───── Dataset content
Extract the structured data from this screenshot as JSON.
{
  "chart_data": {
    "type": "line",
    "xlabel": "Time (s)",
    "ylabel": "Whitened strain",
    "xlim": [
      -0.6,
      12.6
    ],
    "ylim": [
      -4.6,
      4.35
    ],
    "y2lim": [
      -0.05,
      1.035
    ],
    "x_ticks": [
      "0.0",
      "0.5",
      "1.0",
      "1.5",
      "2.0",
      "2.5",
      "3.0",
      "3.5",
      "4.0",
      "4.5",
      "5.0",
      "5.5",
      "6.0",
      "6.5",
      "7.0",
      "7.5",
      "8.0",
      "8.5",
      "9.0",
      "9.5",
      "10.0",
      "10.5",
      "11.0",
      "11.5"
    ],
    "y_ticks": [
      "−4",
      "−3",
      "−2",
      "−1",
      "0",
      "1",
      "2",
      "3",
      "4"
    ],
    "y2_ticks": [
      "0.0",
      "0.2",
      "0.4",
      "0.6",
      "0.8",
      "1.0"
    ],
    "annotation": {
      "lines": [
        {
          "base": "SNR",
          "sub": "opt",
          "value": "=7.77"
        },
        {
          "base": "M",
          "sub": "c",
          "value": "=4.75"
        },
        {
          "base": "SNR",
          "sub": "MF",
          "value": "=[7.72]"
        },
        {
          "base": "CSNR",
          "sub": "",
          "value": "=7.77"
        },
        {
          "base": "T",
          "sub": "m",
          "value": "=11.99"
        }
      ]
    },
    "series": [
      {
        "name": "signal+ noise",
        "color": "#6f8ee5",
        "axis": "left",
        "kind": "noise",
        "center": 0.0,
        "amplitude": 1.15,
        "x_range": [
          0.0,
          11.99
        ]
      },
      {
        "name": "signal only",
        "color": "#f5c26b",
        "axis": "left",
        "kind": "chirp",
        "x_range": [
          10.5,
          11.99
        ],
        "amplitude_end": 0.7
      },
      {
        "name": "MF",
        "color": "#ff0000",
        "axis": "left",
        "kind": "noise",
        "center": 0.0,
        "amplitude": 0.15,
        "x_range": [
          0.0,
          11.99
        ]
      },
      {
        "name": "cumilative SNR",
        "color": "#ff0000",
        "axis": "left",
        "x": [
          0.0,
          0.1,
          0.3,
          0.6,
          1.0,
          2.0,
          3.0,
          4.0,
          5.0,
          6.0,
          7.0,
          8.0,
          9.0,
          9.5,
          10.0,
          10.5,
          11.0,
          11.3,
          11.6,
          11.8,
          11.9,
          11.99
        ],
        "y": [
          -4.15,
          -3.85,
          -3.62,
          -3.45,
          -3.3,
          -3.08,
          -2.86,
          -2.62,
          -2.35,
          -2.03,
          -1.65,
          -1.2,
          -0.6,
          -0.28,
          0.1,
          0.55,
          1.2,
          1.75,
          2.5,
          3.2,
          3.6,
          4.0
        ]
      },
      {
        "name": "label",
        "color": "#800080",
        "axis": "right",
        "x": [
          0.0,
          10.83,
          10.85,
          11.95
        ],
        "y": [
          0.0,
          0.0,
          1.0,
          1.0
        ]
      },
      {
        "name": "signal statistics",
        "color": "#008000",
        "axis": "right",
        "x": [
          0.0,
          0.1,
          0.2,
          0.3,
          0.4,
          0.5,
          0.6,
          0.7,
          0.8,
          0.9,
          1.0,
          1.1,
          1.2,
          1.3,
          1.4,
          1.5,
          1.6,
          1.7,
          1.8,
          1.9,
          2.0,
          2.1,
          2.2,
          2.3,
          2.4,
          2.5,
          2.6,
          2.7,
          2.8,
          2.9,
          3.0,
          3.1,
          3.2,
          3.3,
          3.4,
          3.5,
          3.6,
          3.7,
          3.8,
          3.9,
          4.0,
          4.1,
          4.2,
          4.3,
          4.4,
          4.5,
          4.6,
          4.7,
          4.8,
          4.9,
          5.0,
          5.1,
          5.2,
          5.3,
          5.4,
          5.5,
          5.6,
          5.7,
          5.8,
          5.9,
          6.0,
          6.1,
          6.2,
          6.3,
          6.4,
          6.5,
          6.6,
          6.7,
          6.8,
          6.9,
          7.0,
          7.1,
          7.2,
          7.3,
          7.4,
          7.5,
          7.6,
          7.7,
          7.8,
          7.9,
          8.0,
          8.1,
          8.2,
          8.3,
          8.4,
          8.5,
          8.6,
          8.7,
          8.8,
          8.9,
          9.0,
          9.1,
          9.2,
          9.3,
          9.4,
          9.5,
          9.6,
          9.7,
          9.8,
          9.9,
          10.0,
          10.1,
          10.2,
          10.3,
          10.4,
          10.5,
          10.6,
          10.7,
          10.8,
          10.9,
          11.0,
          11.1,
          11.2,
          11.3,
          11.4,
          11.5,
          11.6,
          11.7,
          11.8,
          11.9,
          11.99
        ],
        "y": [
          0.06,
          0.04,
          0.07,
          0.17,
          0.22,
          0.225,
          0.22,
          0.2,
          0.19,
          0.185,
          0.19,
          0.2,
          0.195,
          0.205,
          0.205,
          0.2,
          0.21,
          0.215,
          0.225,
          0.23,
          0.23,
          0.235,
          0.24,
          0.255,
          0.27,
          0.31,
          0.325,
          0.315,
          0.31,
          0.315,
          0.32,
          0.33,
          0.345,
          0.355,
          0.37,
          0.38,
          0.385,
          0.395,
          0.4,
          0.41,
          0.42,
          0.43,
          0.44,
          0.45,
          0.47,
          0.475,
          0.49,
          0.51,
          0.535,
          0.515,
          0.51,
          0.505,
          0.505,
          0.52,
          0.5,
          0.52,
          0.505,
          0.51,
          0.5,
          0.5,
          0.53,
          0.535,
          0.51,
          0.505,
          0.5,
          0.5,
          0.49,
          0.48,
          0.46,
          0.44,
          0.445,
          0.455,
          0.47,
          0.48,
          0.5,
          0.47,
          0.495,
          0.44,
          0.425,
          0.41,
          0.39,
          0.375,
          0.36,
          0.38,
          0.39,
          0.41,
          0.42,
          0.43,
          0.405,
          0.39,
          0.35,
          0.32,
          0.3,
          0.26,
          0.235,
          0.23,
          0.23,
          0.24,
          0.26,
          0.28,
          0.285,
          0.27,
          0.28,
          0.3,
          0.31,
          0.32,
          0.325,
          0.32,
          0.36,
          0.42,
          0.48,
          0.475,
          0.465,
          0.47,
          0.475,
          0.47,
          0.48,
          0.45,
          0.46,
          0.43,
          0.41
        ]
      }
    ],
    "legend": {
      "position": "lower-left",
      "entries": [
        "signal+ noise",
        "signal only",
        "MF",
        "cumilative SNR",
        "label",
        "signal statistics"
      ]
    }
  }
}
──────────
Exercise requirements
Of the lines in the material, how many hold the word "name"? Reply with the number only.

Result for this task
6